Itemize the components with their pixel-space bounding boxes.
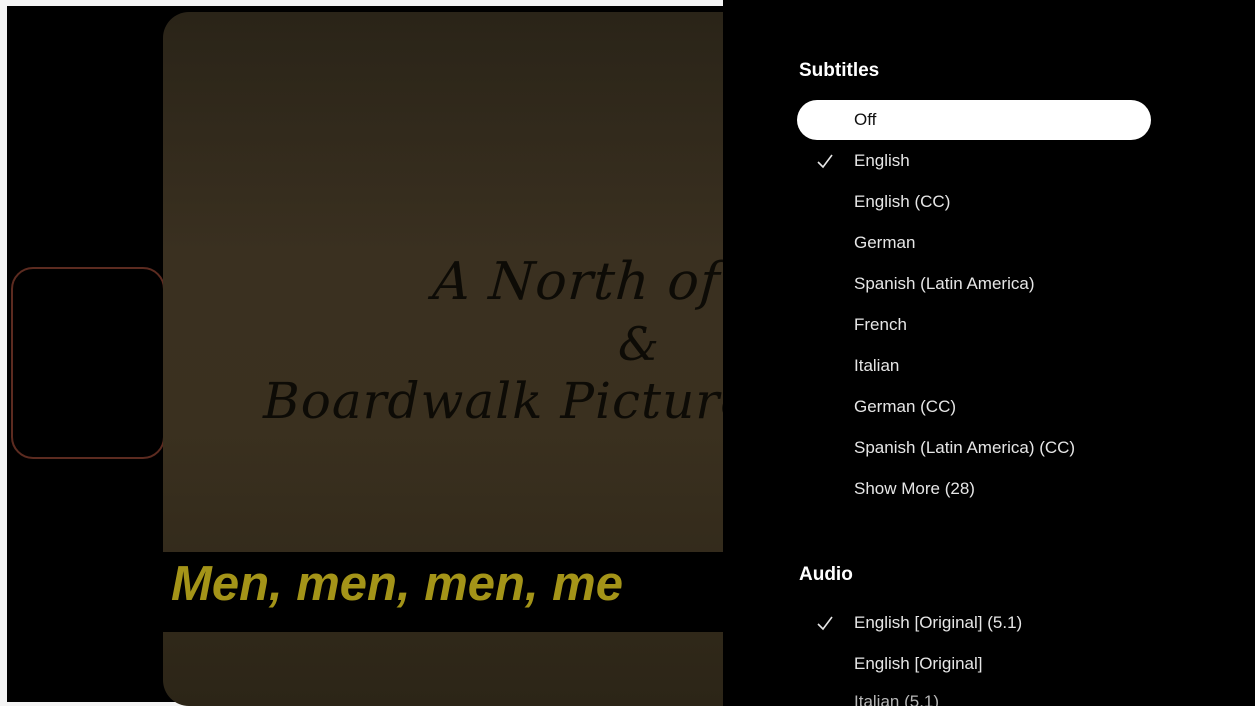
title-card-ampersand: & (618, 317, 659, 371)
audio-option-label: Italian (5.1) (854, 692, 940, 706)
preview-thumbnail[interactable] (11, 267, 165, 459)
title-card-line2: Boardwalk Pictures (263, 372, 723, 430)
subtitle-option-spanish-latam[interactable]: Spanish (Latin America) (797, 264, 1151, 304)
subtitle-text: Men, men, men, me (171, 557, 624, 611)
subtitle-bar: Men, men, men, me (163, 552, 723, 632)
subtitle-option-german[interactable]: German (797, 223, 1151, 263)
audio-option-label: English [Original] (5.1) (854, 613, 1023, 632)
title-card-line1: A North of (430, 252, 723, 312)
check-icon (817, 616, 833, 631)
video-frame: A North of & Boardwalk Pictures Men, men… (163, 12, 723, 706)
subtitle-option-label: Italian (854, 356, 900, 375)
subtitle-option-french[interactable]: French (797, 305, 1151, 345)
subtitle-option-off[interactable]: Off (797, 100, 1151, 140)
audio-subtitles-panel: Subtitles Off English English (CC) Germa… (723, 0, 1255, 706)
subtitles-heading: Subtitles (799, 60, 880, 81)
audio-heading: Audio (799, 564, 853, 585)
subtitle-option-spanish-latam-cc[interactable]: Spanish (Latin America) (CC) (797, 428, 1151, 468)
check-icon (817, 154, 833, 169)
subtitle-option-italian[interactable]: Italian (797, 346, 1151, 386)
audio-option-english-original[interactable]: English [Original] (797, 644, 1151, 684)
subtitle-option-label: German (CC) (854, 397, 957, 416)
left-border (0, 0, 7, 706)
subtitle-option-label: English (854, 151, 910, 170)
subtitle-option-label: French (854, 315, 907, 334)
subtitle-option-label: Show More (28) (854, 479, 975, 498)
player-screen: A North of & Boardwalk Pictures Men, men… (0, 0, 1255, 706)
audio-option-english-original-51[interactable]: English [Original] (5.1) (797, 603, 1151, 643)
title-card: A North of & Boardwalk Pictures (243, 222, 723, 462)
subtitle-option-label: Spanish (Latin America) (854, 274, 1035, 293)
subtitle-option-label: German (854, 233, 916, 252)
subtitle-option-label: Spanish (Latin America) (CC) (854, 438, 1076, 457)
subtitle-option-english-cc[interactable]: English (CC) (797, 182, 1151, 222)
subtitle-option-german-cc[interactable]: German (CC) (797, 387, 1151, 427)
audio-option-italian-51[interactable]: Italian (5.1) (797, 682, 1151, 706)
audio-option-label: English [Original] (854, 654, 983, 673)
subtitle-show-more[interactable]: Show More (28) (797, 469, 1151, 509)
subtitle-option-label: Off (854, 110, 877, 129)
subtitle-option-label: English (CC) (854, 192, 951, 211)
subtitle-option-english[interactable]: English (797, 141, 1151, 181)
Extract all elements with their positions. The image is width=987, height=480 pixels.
====
上記のデータ全体で「Boardwalk Pictures」を「Harbor Films」に置き換えて更新し、その他の部分は変更せずに再掲せよ。画像は出力に含めないこと。

Itemize the components with their pixel-space bounding boxes.
title-card-ampersand: & (618, 317, 659, 371)
audio-option-label: Italian (5.1) (854, 692, 940, 706)
preview-thumbnail[interactable] (11, 267, 165, 459)
title-card-line2: Harbor Films (263, 372, 723, 430)
subtitle-option-spanish-latam[interactable]: Spanish (Latin America) (797, 264, 1151, 304)
subtitle-text: Men, men, men, me (171, 557, 624, 611)
subtitle-bar: Men, men, men, me (163, 552, 723, 632)
subtitle-option-german[interactable]: German (797, 223, 1151, 263)
audio-option-label: English [Original] (5.1) (854, 613, 1023, 632)
title-card-line1: A North of (430, 252, 723, 312)
check-icon (817, 616, 833, 631)
video-frame: A North of & Harbor Films Men, men… (163, 12, 723, 706)
subtitle-option-label: Italian (854, 356, 900, 375)
subtitle-option-french[interactable]: French (797, 305, 1151, 345)
subtitle-option-off[interactable]: Off (797, 100, 1151, 140)
audio-subtitles-panel: Subtitles Off English English (CC) Germa… (723, 0, 1255, 706)
subtitles-heading: Subtitles (799, 60, 880, 81)
audio-heading: Audio (799, 564, 853, 585)
subtitle-option-spanish-latam-cc[interactable]: Spanish (Latin America) (CC) (797, 428, 1151, 468)
check-icon (817, 154, 833, 169)
subtitle-option-italian[interactable]: Italian (797, 346, 1151, 386)
audio-option-english-original[interactable]: English [Original] (797, 644, 1151, 684)
subtitle-option-label: German (CC) (854, 397, 957, 416)
left-border (0, 0, 7, 706)
subtitle-option-label: English (854, 151, 910, 170)
subtitle-option-label: French (854, 315, 907, 334)
subtitle-option-label: Show More (28) (854, 479, 975, 498)
player-screen: A North of & Harbor Films Men, men… (0, 0, 1255, 706)
audio-option-english-original-51[interactable]: English [Original] (5.1) (797, 603, 1151, 643)
title-card: A North of & Harbor Films (243, 222, 723, 462)
subtitle-option-label: Spanish (Latin America) (854, 274, 1035, 293)
subtitle-option-label: German (854, 233, 916, 252)
subtitle-option-label: Spanish (Latin America) (CC) (854, 438, 1076, 457)
subtitle-option-english-cc[interactable]: English (CC) (797, 182, 1151, 222)
subtitle-option-german-cc[interactable]: German (CC) (797, 387, 1151, 427)
audio-option-italian-51[interactable]: Italian (5.1) (797, 682, 1151, 706)
audio-option-label: English [Original] (854, 654, 983, 673)
subtitle-show-more[interactable]: Show More (28) (797, 469, 1151, 509)
subtitle-option-label: Off (854, 110, 877, 129)
subtitle-option-label: English (CC) (854, 192, 951, 211)
subtitle-option-english[interactable]: English (797, 141, 1151, 181)
Extract all elements with their positions. The image is width=987, height=480 pixels.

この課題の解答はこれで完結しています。